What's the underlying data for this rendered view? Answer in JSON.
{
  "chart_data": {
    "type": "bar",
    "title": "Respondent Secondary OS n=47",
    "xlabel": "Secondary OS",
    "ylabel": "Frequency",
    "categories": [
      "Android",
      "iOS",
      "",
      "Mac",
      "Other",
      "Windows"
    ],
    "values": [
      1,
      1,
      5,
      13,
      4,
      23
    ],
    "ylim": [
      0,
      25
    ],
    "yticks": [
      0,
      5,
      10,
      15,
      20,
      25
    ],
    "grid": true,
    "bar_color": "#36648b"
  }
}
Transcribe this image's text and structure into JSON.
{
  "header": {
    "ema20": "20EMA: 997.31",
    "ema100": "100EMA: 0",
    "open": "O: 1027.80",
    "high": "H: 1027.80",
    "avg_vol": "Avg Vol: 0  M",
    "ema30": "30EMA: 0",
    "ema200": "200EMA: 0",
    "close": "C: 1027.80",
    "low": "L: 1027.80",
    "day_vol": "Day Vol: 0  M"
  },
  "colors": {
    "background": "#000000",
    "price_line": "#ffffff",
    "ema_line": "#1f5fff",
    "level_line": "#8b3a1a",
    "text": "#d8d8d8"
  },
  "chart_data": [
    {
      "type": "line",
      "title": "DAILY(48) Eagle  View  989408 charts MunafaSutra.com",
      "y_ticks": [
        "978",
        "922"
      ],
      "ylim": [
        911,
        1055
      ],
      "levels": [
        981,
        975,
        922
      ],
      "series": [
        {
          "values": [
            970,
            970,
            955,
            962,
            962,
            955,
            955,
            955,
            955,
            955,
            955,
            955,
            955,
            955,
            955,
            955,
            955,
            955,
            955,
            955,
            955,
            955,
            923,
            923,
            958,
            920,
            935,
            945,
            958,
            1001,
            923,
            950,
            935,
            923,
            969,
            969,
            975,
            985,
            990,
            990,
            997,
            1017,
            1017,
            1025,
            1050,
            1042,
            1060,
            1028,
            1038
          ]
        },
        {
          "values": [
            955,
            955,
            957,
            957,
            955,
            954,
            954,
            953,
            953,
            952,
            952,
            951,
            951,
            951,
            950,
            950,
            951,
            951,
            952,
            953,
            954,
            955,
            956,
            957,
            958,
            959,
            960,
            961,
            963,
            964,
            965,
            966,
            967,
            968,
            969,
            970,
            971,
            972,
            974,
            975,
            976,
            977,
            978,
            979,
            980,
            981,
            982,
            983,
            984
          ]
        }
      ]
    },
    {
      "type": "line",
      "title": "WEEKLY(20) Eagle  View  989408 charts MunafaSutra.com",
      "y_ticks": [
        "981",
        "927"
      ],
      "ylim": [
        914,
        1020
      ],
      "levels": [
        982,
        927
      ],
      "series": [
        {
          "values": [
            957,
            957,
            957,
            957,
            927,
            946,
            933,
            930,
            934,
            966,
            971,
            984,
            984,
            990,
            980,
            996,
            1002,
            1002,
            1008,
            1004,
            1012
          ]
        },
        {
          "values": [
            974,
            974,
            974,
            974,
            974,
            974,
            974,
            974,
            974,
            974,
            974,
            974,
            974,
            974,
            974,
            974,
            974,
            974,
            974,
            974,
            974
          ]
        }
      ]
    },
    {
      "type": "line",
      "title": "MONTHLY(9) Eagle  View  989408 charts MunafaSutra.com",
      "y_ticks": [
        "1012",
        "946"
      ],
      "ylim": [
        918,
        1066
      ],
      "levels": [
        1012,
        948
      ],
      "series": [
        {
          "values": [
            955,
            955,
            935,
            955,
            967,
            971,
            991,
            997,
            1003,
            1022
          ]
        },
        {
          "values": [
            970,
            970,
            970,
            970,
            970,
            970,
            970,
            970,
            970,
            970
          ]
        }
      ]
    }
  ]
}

........

** PROBLEM DESCRIPTION **
Quote each line above in full, word for word.

** TASK RESULT **
What's the underlying data for this rendered view? Answer in JSON.
{
  "chart_data": {
    "type": "bar",
    "title": "Respondent Secondary OS n=47",
    "xlabel": "Secondary OS",
    "ylabel": "Frequency",
    "categories": [
      "Android",
      "iOS",
      "",
      "Mac",
      "Other",
      "Windows"
    ],
    "values": [
      1,
      1,
      5,
      13,
      4,
      23
    ],
    "ylim": [
      0,
      25
    ],
    "yticks": [
      0,
      5,
      10,
      15,
      20,
      25
    ],
    "grid": true,
    "bar_color": "#36648b"
  }
}
Transcribe this image's text and structure into JSON.
{
  "header": {
    "ema20": "20EMA: 997.31",
    "ema100": "100EMA: 0",
    "open": "O: 1027.80",
    "high": "H: 1027.80",
    "avg_vol": "Avg Vol: 0  M",
    "ema30": "30EMA: 0",
    "ema200": "200EMA: 0",
    "close": "C: 1027.80",
    "low": "L: 1027.80",
    "day_vol": "Day Vol: 0  M"
  },
  "colors": {
    "background": "#000000",
    "price_line": "#ffffff",
    "ema_line": "#1f5fff",
    "level_line": "#8b3a1a",
    "text": "#d8d8d8"
  },
  "chart_data": [
    {
      "type": "line",
      "title": "DAILY(48) Eagle  View  989408 charts MunafaSutra.com",
      "y_ticks": [
        "978",
        "922"
      ],
      "ylim": [
        911,
        1055
      ],
      "levels": [
        981,
        975,
        922
      ],
      "series": [
        {
          "values": [
            970,
            970,
            955,
            962,
            962,
            955,
            955,
            955,
            955,
            955,
            955,
            955,
            955,
            955,
            955,
            955,
            955,
            955,
            955,
            955,
            955,
            955,
            923,
            923,
            958,
            920,
            935,
            945,
            958,
            1001,
            923,
            950,
            935,
            923,
            969,
            969,
            975,
            985,
            990,
            990,
            997,
            1017,
            1017,
            1025,
            1050,
            1042,
            1060,
            1028,
            1038
          ]
        },
        {
          "values": [
            955,
            955,
            957,
            957,
            955,
            954,
            954,
            953,
            953,
            952,
            952,
            951,
            951,
            951,
            950,
            950,
            951,
            951,
            952,
            953,
            954,
            955,
            956,
            957,
            958,
            959,
            960,
            961,
            963,
            964,
            965,
            966,
            967,
            968,
            969,
            970,
            971,
            972,
            974,
            975,
            976,
            977,
            978,
            979,
            980,
            981,
            982,
            983,
            984
          ]
        }
      ]
    },
    {
      "type": "line",
      "title": "WEEKLY(20) Eagle  View  989408 charts MunafaSutra.com",
      "y_ticks": [
        "981",
        "927"
      ],
      "ylim": [
        914,
        1020
      ],
      "levels": [
        982,
        927
      ],
      "series": [
        {
          "values": [
            957,
            957,
            957,
            957,
            927,
            946,
            933,
            930,
            934,
            966,
            971,
            984,
            984,
            990,
            980,
            996,
            1002,
            1002,
            1008,
            1004,
            1012
          ]
        },
        {
          "values": [
            974,
            974,
            974,
            974,
            974,
            974,
            974,
            974,
            974,
            974,
            974,
            974,
            974,
            974,
            974,
            974,
            974,
            974,
            974,
            974,
            974
          ]
        }
      ]
    },
    {
      "type": "line",
      "title": "MONTHLY(9) Eagle  View  989408 charts MunafaSutra.com",
      "y_ticks": [
        "1012",
        "946"
      ],
      "ylim": [
        918,
        1066
      ],
      "levels": [
        1012,
        948
      ],
      "series": [
        {
          "values": [
            955,
            955,
            935,
            955,
            967,
            971,
            991,
            997,
            1003,
            1022
          ]
        },
        {
          "values": [
            970,
            970,
            970,
            970,
            970,
            970,
            970,
            970,
            970,
            970
          ]
        }
      ]
    }
  ]
}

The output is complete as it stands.